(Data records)
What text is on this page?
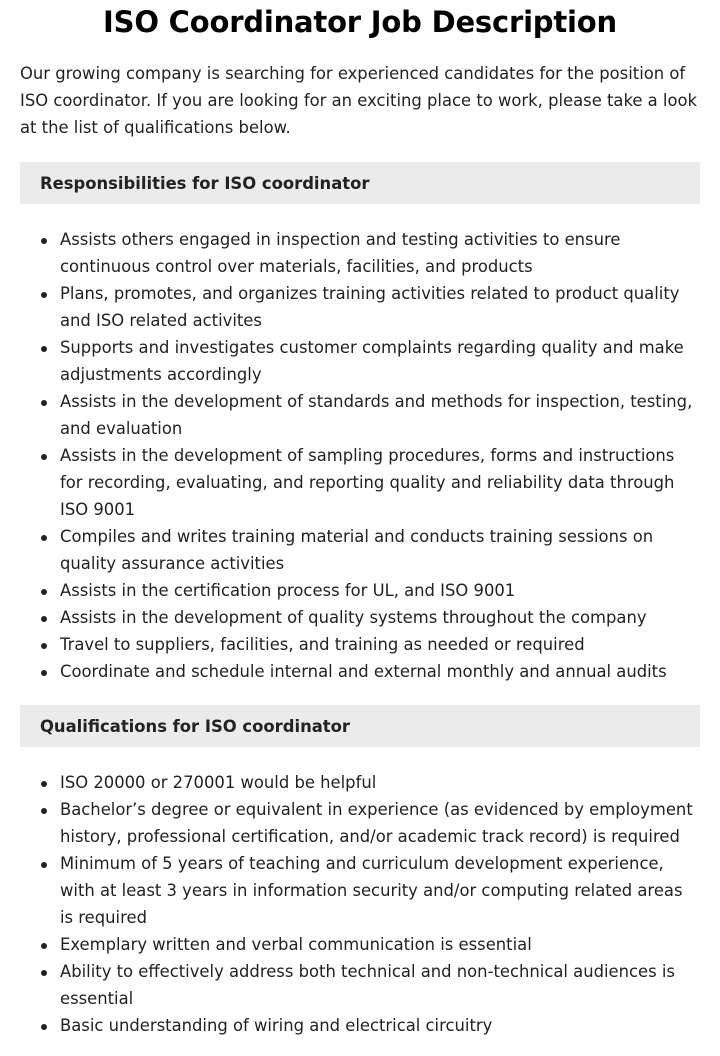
ISO Coordinator Job Description

Our growing company is searching for experienced candidates for the position of ISO coordinator. If you are looking for an exciting place to work, please take a look at the list of qualifications below.

Responsibilities for ISO coordinator
Assists others engaged in inspection and testing activities to ensure continuous control over materials, facilities, and products
Plans, promotes, and organizes training activities related to product quality and ISO related activites
Supports and investigates customer complaints regarding quality and make adjustments accordingly
Assists in the development of standards and methods for inspection, testing, and evaluation
Assists in the development of sampling procedures, forms and instructions for recording, evaluating, and reporting quality and reliability data through ISO 9001
Compiles and writes training material and conducts training sessions on quality assurance activities
Assists in the certification process for UL, and ISO 9001
Assists in the development of quality systems throughout the company
Travel to suppliers, facilities, and training as needed or required
Coordinate and schedule internal and external monthly and annual audits
Qualifications for ISO coordinator
ISO 20000 or 270001 would be helpful
Bachelor’s degree or equivalent in experience (as evidenced by employment history, professional certification, and/or academic track record) is required
Minimum of 5 years of teaching and curriculum development experience, with at least 3 years in information security and/or computing related areas is required
Exemplary written and verbal communication is essential
Ability to effectively address both technical and non-technical audiences is essential
Basic understanding of wiring and electrical circuitry
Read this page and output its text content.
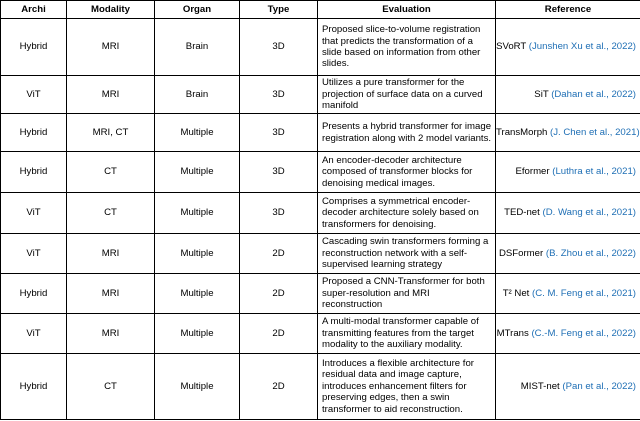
Archi	Modality	Organ	Type	Evaluation	Reference
Hybrid	MRI	Brain	3D	Proposed slice-to-volume registration that predicts the transformation of a slide based on information from other slides.	SVoRT (Junshen Xu et al., 2022)
ViT	MRI	Brain	3D	Utilizes a pure transformer for the projection of surface data on a curved manifold	SiT (Dahan et al., 2022)
Hybrid	MRI, CT	Multiple	3D	Presents a hybrid transformer for image registration along with 2 model variants.	TransMorph (J. Chen et al., 2021)
Hybrid	CT	Multiple	3D	An encoder-decoder architecture composed of transformer blocks for denoising medical images.	Eformer (Luthra et al., 2021)
ViT	CT	Multiple	3D	Comprises a symmetrical encoder-decoder architecture solely based on transformers for denoising.	TED-net (D. Wang et al., 2021)
ViT	MRI	Multiple	2D	Cascading swin transformers forming a reconstruction network with a self-supervised learning strategy	DSFormer (B. Zhou et al., 2022)
Hybrid	MRI	Multiple	2D	Proposed a CNN-Transformer for both super-resolution and MRI reconstruction	T² Net (C. M. Feng et al., 2021)
ViT	MRI	Multiple	2D	A multi-modal transformer capable of transmitting features from the target modality to the auxiliary modality.	MTrans (C.-M. Feng et al., 2022)
Hybrid	CT	Multiple	2D	Introduces a flexible architecture for residual data and image capture, introduces enhancement filters for preserving edges, then a swin transformer to aid reconstruction.	MIST-net (Pan et al., 2022)
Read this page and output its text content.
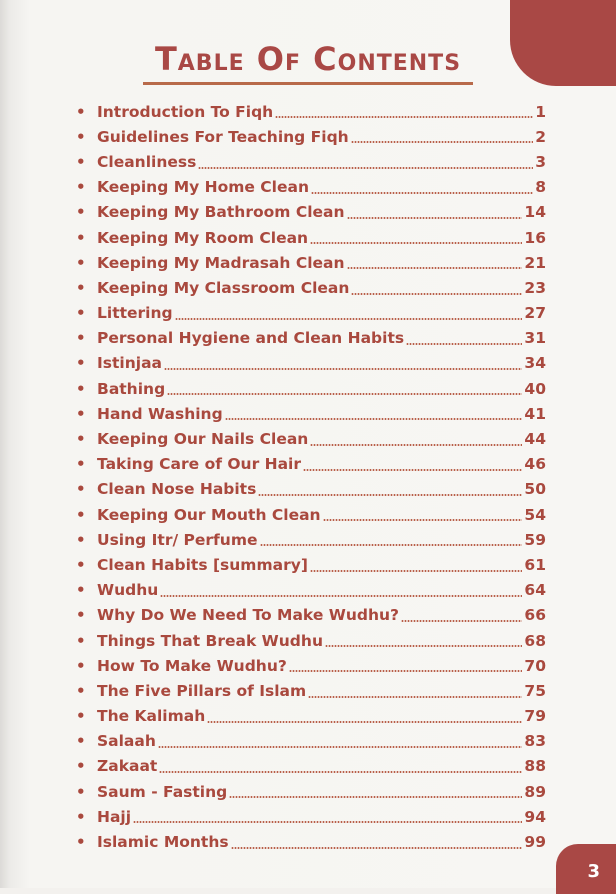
Table Of Contents
• Introduction To Fiqh	1
• Guidelines For Teaching Fiqh	2
• Cleanliness	3
• Keeping My Home Clean	8
• Keeping My Bathroom Clean	14
• Keeping My Room Clean	16
• Keeping My Madrasah Clean	21
• Keeping My Classroom Clean	23
• Littering	27
• Personal Hygiene and Clean Habits	31
• Istinjaa	34
• Bathing	40
• Hand Washing	41
• Keeping Our Nails Clean	44
• Taking Care of Our Hair	46
• Clean Nose Habits	50
• Keeping Our Mouth Clean	54
• Using Itr/ Perfume	59
• Clean Habits [summary]	61
• Wudhu	64
• Why Do We Need To Make Wudhu?	66
• Things That Break Wudhu	68
• How To Make Wudhu?	70
• The Five Pillars of Islam	75
• The Kalimah	79
• Salaah	83
• Zakaat	88
• Saum - Fasting	89
• Hajj	94
• Islamic Months	99
3
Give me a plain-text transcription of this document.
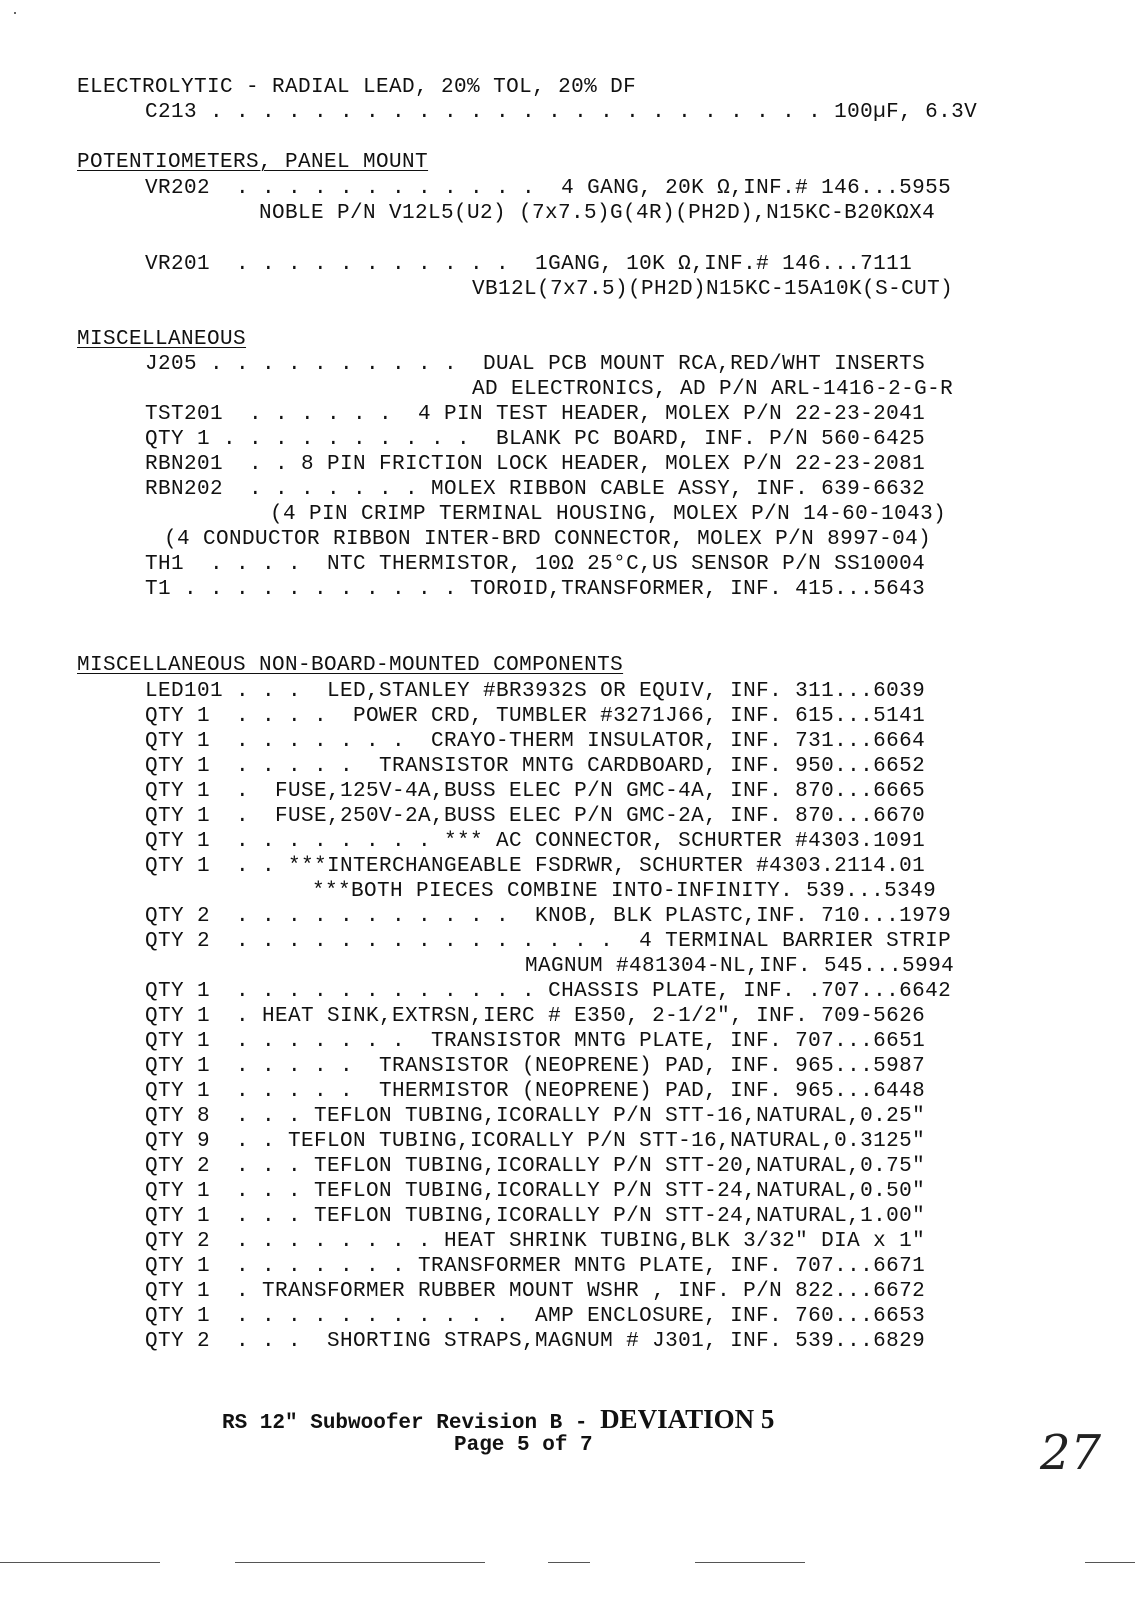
ELECTROLYTIC - RADIAL LEAD, 20% TOL, 20% DF
C213 . . . . . . . . . . . . . . . . . . . . . . . . 100µF, 6.3V
POTENTIOMETERS, PANEL MOUNT
VR202  . . . . . . . . . . . .  4 GANG, 20K Ω,INF.# 146...5955
NOBLE P/N V12L5(U2) (7x7.5)G(4R)(PH2D),N15KC-B20KΩX4
VR201  . . . . . . . . . . .  1GANG, 10K Ω,INF.# 146...7111
VB12L(7x7.5)(PH2D)N15KC-15A10K(S-CUT)
MISCELLANEOUS
J205 . . . . . . . . . .  DUAL PCB MOUNT RCA,RED/WHT INSERTS
AD ELECTRONICS, AD P/N ARL-1416-2-G-R
TST201  . . . . . .  4 PIN TEST HEADER, MOLEX P/N 22-23-2041
QTY 1 . . . . . . . . . .  BLANK PC BOARD, INF. P/N 560-6425
RBN201  . . 8 PIN FRICTION LOCK HEADER, MOLEX P/N 22-23-2081
RBN202  . . . . . . . MOLEX RIBBON CABLE ASSY, INF. 639-6632
(4 PIN CRIMP TERMINAL HOUSING, MOLEX P/N 14-60-1043)
(4 CONDUCTOR RIBBON INTER-BRD CONNECTOR, MOLEX P/N 8997-04)
TH1  . . . .  NTC THERMISTOR, 10Ω 25°C,US SENSOR P/N SS10004
T1 . . . . . . . . . . . TOROID,TRANSFORMER, INF. 415...5643
MISCELLANEOUS NON-BOARD-MOUNTED COMPONENTS
LED101 . . .  LED,STANLEY #BR3932S OR EQUIV, INF. 311...6039
QTY 1  . . . .  POWER CRD, TUMBLER #3271J66, INF. 615...5141
QTY 1  . . . . . . .  CRAYO-THERM INSULATOR, INF. 731...6664
QTY 1  . . . . .  TRANSISTOR MNTG CARDBOARD, INF. 950...6652
QTY 1  .  FUSE,125V-4A,BUSS ELEC P/N GMC-4A, INF. 870...6665
QTY 1  .  FUSE,250V-2A,BUSS ELEC P/N GMC-2A, INF. 870...6670
QTY 1  . . . . . . . . *** AC CONNECTOR, SCHURTER #4303.1091
QTY 1  . . ***INTERCHANGEABLE FSDRWR, SCHURTER #4303.2114.01
***BOTH PIECES COMBINE INTO-INFINITY. 539...5349
QTY 2  . . . . . . . . . . .  KNOB, BLK PLASTC,INF. 710...1979
QTY 2  . . . . . . . . . . . . . . .  4 TERMINAL BARRIER STRIP
MAGNUM #481304-NL,INF. 545...5994
QTY 1  . . . . . . . . . . . . CHASSIS PLATE, INF. .707...6642
QTY 1  . HEAT SINK,EXTRSN,IERC # E350, 2-1/2", INF. 709-5626
QTY 1  . . . . . . .  TRANSISTOR MNTG PLATE, INF. 707...6651
QTY 1  . . . . .  TRANSISTOR (NEOPRENE) PAD, INF. 965...5987
QTY 1  . . . . .  THERMISTOR (NEOPRENE) PAD, INF. 965...6448
QTY 8  . . . TEFLON TUBING,ICORALLY P/N STT-16,NATURAL,0.25"
QTY 9  . . TEFLON TUBING,ICORALLY P/N STT-16,NATURAL,0.3125"
QTY 2  . . . TEFLON TUBING,ICORALLY P/N STT-20,NATURAL,0.75"
QTY 1  . . . TEFLON TUBING,ICORALLY P/N STT-24,NATURAL,0.50"
QTY 1  . . . TEFLON TUBING,ICORALLY P/N STT-24,NATURAL,1.00"
QTY 2  . . . . . . . . HEAT SHRINK TUBING,BLK 3/32" DIA x 1"
QTY 1  . . . . . . . TRANSFORMER MNTG PLATE, INF. 707...6671
QTY 1  . TRANSFORMER RUBBER MOUNT WSHR , INF. P/N 822...6672
QTY 1  . . . . . . . . . . .  AMP ENCLOSURE, INF. 760...6653
QTY 2  . . .  SHORTING STRAPS,MAGNUM # J301, INF. 539...6829
RS 12" Subwoofer Revision B - DEVIATION 5
Page 5 of 7	27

OBJECTIVE: Write out the records above once more, word for word, with no pictures.

THE ANSWER:
What text is on this page?
ISO Coordinator Job Description

Our growing company is searching for experienced candidates for the position of ISO coordinator. If you are looking for an exciting place to work, please take a look at the list of qualifications below.

Responsibilities for ISO coordinator
Assists others engaged in inspection and testing activities to ensure continuous control over materials, facilities, and products
Plans, promotes, and organizes training activities related to product quality and ISO related activites
Supports and investigates customer complaints regarding quality and make adjustments accordingly
Assists in the development of standards and methods for inspection, testing, and evaluation
Assists in the development of sampling procedures, forms and instructions for recording, evaluating, and reporting quality and reliability data through ISO 9001
Compiles and writes training material and conducts training sessions on quality assurance activities
Assists in the certification process for UL, and ISO 9001
Assists in the development of quality systems throughout the company
Travel to suppliers, facilities, and training as needed or required
Coordinate and schedule internal and external monthly and annual audits
Qualifications for ISO coordinator
ISO 20000 or 270001 would be helpful
Bachelor’s degree or equivalent in experience (as evidenced by employment history, professional certification, and/or academic track record) is required
Minimum of 5 years of teaching and curriculum development experience, with at least 3 years in information security and/or computing related areas is required
Exemplary written and verbal communication is essential
Ability to effectively address both technical and non-technical audiences is essential
Basic understanding of wiring and electrical circuitry
Read this page and output its text content.
Archi	Modality	Organ	Type	Evaluation	Reference
Hybrid	MRI	Brain	3D	Proposed slice-to-volume registration that predicts the transformation of a slide based on information from other slides.	SVoRT (Junshen Xu et al., 2022)
ViT	MRI	Brain	3D	Utilizes a pure transformer for the projection of surface data on a curved manifold	SiT (Dahan et al., 2022)
Hybrid	MRI, CT	Multiple	3D	Presents a hybrid transformer for image registration along with 2 model variants.	TransMorph (J. Chen et al., 2021)
Hybrid	CT	Multiple	3D	An encoder-decoder architecture composed of transformer blocks for denoising medical images.	Eformer (Luthra et al., 2021)
ViT	CT	Multiple	3D	Comprises a symmetrical encoder-decoder architecture solely based on transformers for denoising.	TED-net (D. Wang et al., 2021)
ViT	MRI	Multiple	2D	Cascading swin transformers forming a reconstruction network with a self-supervised learning strategy	DSFormer (B. Zhou et al., 2022)
Hybrid	MRI	Multiple	2D	Proposed a CNN-Transformer for both super-resolution and MRI reconstruction	T² Net (C. M. Feng et al., 2021)
ViT	MRI	Multiple	2D	A multi-modal transformer capable of transmitting features from the target modality to the auxiliary modality.	MTrans (C.-M. Feng et al., 2022)
Hybrid	CT	Multiple	2D	Introduces a flexible architecture for residual data and image capture, introduces enhancement filters for preserving edges, then a swin transformer to aid reconstruction.	MIST-net (Pan et al., 2022)
Read this page and output its text content.
Table Of Contents
• Introduction To Fiqh	1
• Guidelines For Teaching Fiqh	2
• Cleanliness	3
• Keeping My Home Clean	8
• Keeping My Bathroom Clean	14
• Keeping My Room Clean	16
• Keeping My Madrasah Clean	21
• Keeping My Classroom Clean	23
• Littering	27
• Personal Hygiene and Clean Habits	31
• Istinjaa	34
• Bathing	40
• Hand Washing	41
• Keeping Our Nails Clean	44
• Taking Care of Our Hair	46
• Clean Nose Habits	50
• Keeping Our Mouth Clean	54
• Using Itr/ Perfume	59
• Clean Habits [summary]	61
• Wudhu	64
• Why Do We Need To Make Wudhu?	66
• Things That Break Wudhu	68
• How To Make Wudhu?	70
• The Five Pillars of Islam	75
• The Kalimah	79
• Salaah	83
• Zakaat	88
• Saum - Fasting	89
• Hajj	94
• Islamic Months	99
3
Give me a plain-text transcription of this document.
ELECTROLYTIC - RADIAL LEAD, 20% TOL, 20% DF
C213 . . . . . . . . . . . . . . . . . . . . . . . . 100µF, 6.3V
POTENTIOMETERS, PANEL MOUNT
VR202  . . . . . . . . . . . .  4 GANG, 20K Ω,INF.# 146...5955
NOBLE P/N V12L5(U2) (7x7.5)G(4R)(PH2D),N15KC-B20KΩX4
VR201  . . . . . . . . . . .  1GANG, 10K Ω,INF.# 146...7111
VB12L(7x7.5)(PH2D)N15KC-15A10K(S-CUT)
MISCELLANEOUS
J205 . . . . . . . . . .  DUAL PCB MOUNT RCA,RED/WHT INSERTS
AD ELECTRONICS, AD P/N ARL-1416-2-G-R
TST201  . . . . . .  4 PIN TEST HEADER, MOLEX P/N 22-23-2041
QTY 1 . . . . . . . . . .  BLANK PC BOARD, INF. P/N 560-6425
RBN201  . . 8 PIN FRICTION LOCK HEADER, MOLEX P/N 22-23-2081
RBN202  . . . . . . . MOLEX RIBBON CABLE ASSY, INF. 639-6632
(4 PIN CRIMP TERMINAL HOUSING, MOLEX P/N 14-60-1043)
(4 CONDUCTOR RIBBON INTER-BRD CONNECTOR, MOLEX P/N 8997-04)
TH1  . . . .  NTC THERMISTOR, 10Ω 25°C,US SENSOR P/N SS10004
T1 . . . . . . . . . . . TOROID,TRANSFORMER, INF. 415...5643
MISCELLANEOUS NON-BOARD-MOUNTED COMPONENTS
LED101 . . .  LED,STANLEY #BR3932S OR EQUIV, INF. 311...6039
QTY 1  . . . .  POWER CRD, TUMBLER #3271J66, INF. 615...5141
QTY 1  . . . . . . .  CRAYO-THERM INSULATOR, INF. 731...6664
QTY 1  . . . . .  TRANSISTOR MNTG CARDBOARD, INF. 950...6652
QTY 1  .  FUSE,125V-4A,BUSS ELEC P/N GMC-4A, INF. 870...6665
QTY 1  .  FUSE,250V-2A,BUSS ELEC P/N GMC-2A, INF. 870...6670
QTY 1  . . . . . . . . *** AC CONNECTOR, SCHURTER #4303.1091
QTY 1  . . ***INTERCHANGEABLE FSDRWR, SCHURTER #4303.2114.01
***BOTH PIECES COMBINE INTO-INFINITY. 539...5349
QTY 2  . . . . . . . . . . .  KNOB, BLK PLASTC,INF. 710...1979
QTY 2  . . . . . . . . . . . . . . .  4 TERMINAL BARRIER STRIP
MAGNUM #481304-NL,INF. 545...5994
QTY 1  . . . . . . . . . . . . CHASSIS PLATE, INF. .707...6642
QTY 1  . HEAT SINK,EXTRSN,IERC # E350, 2-1/2", INF. 709-5626
QTY 1  . . . . . . .  TRANSISTOR MNTG PLATE, INF. 707...6651
QTY 1  . . . . .  TRANSISTOR (NEOPRENE) PAD, INF. 965...5987
QTY 1  . . . . .  THERMISTOR (NEOPRENE) PAD, INF. 965...6448
QTY 8  . . . TEFLON TUBING,ICORALLY P/N STT-16,NATURAL,0.25"
QTY 9  . . TEFLON TUBING,ICORALLY P/N STT-16,NATURAL,0.3125"
QTY 2  . . . TEFLON TUBING,ICORALLY P/N STT-20,NATURAL,0.75"
QTY 1  . . . TEFLON TUBING,ICORALLY P/N STT-24,NATURAL,0.50"
QTY 1  . . . TEFLON TUBING,ICORALLY P/N STT-24,NATURAL,1.00"
QTY 2  . . . . . . . . HEAT SHRINK TUBING,BLK 3/32" DIA x 1"
QTY 1  . . . . . . . TRANSFORMER MNTG PLATE, INF. 707...6671
QTY 1  . TRANSFORMER RUBBER MOUNT WSHR , INF. P/N 822...6672
QTY 1  . . . . . . . . . . .  AMP ENCLOSURE, INF. 760...6653
QTY 2  . . .  SHORTING STRAPS,MAGNUM # J301, INF. 539...6829
RS 12" Subwoofer Revision B - DEVIATION 5
Page 5 of 7	27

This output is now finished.